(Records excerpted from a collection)
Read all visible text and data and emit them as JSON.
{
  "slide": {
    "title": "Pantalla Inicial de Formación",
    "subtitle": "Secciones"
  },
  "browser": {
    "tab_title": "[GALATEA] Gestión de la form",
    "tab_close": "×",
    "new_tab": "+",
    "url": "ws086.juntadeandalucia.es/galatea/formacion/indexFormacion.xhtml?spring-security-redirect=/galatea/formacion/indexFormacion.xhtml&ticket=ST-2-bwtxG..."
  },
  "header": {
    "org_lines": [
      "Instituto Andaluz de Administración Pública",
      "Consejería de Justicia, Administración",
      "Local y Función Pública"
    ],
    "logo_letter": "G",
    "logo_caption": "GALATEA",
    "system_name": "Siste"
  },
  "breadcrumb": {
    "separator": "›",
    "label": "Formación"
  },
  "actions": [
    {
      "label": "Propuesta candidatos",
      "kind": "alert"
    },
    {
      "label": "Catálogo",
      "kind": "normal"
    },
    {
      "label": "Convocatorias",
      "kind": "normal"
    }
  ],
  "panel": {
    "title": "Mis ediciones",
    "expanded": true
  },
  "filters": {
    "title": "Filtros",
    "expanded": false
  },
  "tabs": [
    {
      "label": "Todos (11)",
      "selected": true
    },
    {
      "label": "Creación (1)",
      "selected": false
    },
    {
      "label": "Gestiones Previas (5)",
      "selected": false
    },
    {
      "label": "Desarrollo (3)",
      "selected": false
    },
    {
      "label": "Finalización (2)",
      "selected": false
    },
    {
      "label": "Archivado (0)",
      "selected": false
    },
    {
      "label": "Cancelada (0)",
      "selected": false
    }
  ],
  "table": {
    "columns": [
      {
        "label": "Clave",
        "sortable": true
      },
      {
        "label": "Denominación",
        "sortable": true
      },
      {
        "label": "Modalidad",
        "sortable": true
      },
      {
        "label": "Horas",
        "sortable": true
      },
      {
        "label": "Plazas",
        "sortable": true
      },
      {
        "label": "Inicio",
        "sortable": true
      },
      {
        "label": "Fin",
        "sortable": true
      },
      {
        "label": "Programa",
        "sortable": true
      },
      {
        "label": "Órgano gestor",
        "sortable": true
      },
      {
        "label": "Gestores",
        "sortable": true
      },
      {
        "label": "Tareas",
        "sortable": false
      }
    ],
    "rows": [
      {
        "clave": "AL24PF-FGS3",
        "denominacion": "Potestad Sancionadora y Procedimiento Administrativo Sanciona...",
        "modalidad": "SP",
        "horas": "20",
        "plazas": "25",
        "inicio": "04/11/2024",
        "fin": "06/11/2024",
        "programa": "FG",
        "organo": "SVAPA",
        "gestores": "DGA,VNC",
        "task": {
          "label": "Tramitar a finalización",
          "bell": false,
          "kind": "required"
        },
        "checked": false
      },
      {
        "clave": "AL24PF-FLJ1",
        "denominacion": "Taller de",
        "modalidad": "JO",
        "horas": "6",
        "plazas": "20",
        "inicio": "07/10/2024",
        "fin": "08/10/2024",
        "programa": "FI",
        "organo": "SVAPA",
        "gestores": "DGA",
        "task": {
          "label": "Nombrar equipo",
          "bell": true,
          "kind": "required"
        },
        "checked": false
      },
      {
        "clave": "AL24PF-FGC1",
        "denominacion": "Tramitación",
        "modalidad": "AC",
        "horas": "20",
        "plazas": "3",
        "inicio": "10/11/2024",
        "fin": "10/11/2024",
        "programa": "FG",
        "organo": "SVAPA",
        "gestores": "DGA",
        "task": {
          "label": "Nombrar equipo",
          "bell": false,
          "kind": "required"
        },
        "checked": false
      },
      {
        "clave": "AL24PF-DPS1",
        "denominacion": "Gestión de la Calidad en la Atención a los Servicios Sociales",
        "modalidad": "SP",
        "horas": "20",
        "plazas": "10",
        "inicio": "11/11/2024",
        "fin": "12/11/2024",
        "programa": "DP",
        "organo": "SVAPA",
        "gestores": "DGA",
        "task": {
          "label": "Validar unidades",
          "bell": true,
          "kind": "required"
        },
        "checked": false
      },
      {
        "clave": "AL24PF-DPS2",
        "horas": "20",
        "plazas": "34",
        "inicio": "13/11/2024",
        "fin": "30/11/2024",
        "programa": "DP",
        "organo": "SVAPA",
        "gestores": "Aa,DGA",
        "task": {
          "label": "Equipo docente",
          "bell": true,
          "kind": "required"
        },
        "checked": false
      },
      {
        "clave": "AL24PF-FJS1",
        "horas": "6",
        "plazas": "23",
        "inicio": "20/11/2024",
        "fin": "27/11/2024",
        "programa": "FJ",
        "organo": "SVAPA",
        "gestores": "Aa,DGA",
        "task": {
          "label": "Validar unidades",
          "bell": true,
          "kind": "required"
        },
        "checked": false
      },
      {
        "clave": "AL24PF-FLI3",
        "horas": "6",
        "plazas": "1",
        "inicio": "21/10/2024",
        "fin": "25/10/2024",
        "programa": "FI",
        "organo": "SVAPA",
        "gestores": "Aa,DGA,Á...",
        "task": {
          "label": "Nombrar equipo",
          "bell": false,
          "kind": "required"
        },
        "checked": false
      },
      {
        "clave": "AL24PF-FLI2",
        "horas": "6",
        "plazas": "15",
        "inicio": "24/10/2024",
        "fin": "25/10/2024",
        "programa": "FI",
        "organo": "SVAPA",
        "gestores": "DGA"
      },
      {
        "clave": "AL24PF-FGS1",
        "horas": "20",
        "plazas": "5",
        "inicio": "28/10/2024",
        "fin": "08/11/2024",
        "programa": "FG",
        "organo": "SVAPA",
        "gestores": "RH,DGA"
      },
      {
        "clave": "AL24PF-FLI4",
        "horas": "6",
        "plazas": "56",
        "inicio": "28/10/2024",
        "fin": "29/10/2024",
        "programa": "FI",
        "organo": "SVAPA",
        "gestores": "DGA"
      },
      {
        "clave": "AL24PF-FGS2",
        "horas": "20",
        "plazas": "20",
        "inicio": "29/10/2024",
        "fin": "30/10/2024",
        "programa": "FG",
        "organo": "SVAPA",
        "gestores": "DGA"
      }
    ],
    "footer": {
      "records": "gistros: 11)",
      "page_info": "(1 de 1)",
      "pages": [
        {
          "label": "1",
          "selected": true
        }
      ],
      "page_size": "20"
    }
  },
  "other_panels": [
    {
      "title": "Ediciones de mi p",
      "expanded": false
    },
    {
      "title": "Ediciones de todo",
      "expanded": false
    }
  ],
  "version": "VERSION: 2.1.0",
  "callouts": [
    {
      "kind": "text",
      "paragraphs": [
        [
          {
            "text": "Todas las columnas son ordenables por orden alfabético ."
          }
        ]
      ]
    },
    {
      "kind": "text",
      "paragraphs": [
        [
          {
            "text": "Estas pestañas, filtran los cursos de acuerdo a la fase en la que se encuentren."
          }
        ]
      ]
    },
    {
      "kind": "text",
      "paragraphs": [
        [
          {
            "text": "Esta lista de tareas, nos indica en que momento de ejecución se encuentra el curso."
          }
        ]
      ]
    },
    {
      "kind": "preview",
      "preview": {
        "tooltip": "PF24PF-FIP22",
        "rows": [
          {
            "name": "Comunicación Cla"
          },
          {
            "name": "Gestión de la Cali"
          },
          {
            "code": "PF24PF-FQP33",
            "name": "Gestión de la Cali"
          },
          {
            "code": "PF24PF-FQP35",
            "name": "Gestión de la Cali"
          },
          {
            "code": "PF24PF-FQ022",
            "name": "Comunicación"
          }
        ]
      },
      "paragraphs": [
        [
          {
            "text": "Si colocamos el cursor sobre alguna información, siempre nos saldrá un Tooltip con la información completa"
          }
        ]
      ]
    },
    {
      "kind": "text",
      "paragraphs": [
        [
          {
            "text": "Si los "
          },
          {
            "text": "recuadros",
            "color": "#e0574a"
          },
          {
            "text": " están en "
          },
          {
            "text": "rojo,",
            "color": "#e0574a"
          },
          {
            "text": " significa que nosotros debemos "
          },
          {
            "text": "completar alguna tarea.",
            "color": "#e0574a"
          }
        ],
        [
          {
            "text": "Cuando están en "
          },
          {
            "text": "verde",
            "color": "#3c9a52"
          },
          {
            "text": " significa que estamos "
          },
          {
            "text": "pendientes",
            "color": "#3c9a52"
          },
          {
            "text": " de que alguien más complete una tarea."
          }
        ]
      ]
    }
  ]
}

==

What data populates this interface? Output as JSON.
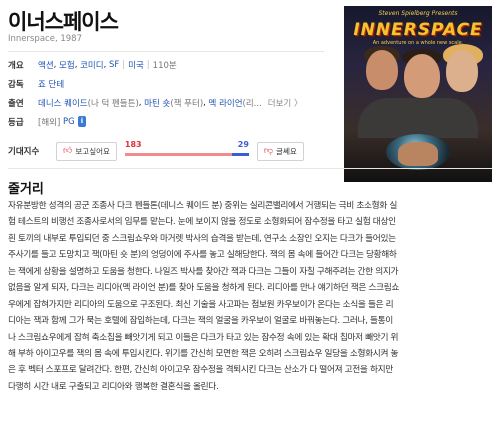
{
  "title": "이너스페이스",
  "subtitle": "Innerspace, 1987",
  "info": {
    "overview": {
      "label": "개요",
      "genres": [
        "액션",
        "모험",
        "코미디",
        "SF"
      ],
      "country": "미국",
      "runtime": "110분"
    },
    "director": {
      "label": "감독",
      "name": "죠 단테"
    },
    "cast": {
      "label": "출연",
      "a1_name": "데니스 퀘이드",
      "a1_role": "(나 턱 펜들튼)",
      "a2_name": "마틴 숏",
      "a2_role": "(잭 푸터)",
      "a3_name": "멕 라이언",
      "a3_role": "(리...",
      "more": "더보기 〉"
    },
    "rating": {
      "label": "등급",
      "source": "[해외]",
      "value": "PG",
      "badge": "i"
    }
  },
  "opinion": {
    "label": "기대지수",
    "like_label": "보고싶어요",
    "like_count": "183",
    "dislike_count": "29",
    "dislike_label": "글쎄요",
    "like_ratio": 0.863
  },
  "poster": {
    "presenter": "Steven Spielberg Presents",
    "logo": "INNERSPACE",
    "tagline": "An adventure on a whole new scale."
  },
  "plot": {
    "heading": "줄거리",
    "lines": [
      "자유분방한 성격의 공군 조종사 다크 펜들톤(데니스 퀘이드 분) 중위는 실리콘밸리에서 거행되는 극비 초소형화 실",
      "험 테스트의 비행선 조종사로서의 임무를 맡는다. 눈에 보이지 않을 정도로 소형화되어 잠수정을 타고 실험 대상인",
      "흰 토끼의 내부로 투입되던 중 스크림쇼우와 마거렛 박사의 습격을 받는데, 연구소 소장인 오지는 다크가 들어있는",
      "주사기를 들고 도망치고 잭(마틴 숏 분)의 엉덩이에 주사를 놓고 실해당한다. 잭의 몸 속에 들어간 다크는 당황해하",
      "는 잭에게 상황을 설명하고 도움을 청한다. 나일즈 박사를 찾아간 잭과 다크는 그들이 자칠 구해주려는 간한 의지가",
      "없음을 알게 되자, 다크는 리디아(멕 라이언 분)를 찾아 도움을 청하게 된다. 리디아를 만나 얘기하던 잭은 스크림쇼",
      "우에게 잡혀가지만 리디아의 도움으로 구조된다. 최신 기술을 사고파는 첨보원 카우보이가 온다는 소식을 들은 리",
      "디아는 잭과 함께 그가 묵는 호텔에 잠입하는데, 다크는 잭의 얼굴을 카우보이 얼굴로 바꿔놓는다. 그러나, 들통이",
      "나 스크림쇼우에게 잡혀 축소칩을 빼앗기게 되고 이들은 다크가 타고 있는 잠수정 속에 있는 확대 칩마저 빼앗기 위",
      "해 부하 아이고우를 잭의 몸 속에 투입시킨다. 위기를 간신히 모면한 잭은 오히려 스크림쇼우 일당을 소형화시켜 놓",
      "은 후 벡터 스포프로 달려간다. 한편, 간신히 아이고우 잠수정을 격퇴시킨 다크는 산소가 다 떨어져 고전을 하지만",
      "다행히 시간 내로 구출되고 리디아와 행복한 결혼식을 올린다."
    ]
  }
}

- **GIVEN REQUEST**
Within the listing above, work out how many lines contain the string "JSON", and reply with that number only.

- **SOLUTION TO THE PROBLEM**
2